• _WRITTEN TASK_: Take the listing and print it in full, exactly as given.

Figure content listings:
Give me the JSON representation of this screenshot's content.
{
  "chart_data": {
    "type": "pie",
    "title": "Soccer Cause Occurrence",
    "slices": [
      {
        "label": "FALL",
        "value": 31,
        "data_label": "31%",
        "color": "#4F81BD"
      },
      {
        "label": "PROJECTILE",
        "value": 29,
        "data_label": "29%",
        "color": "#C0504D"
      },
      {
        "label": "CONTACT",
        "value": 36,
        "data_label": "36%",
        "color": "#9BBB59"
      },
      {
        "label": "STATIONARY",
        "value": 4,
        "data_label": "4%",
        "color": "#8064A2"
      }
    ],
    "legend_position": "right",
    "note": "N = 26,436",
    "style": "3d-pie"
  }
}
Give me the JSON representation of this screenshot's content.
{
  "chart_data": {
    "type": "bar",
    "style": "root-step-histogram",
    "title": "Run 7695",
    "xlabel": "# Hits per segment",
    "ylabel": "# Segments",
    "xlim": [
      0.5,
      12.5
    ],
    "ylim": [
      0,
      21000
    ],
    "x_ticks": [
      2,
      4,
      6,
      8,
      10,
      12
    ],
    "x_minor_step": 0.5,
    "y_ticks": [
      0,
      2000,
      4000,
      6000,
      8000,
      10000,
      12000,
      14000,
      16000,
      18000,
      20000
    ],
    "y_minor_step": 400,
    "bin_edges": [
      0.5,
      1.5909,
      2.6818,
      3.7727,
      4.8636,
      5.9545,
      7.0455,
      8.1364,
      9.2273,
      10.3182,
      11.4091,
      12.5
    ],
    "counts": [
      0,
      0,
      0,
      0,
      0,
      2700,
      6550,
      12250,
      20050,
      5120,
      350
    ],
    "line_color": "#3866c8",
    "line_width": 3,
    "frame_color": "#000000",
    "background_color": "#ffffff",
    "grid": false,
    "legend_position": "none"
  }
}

• _THE OUTPUT_:
Give me the JSON representation of this screenshot's content.
{
  "chart_data": {
    "type": "pie",
    "title": "Soccer Cause Occurrence",
    "slices": [
      {
        "label": "FALL",
        "value": 31,
        "data_label": "31%",
        "color": "#4F81BD"
      },
      {
        "label": "PROJECTILE",
        "value": 29,
        "data_label": "29%",
        "color": "#C0504D"
      },
      {
        "label": "CONTACT",
        "value": 36,
        "data_label": "36%",
        "color": "#9BBB59"
      },
      {
        "label": "STATIONARY",
        "value": 4,
        "data_label": "4%",
        "color": "#8064A2"
      }
    ],
    "legend_position": "right",
    "note": "N = 26,436",
    "style": "3d-pie"
  }
}
Give me the JSON representation of this screenshot's content.
{
  "chart_data": {
    "type": "bar",
    "style": "root-step-histogram",
    "title": "Run 7695",
    "xlabel": "# Hits per segment",
    "ylabel": "# Segments",
    "xlim": [
      0.5,
      12.5
    ],
    "ylim": [
      0,
      21000
    ],
    "x_ticks": [
      2,
      4,
      6,
      8,
      10,
      12
    ],
    "x_minor_step": 0.5,
    "y_ticks": [
      0,
      2000,
      4000,
      6000,
      8000,
      10000,
      12000,
      14000,
      16000,
      18000,
      20000
    ],
    "y_minor_step": 400,
    "bin_edges": [
      0.5,
      1.5909,
      2.6818,
      3.7727,
      4.8636,
      5.9545,
      7.0455,
      8.1364,
      9.2273,
      10.3182,
      11.4091,
      12.5
    ],
    "counts": [
      0,
      0,
      0,
      0,
      0,
      2700,
      6550,
      12250,
      20050,
      5120,
      350
    ],
    "line_color": "#3866c8",
    "line_width": 3,
    "frame_color": "#000000",
    "background_color": "#ffffff",
    "grid": false,
    "legend_position": "none"
  }
}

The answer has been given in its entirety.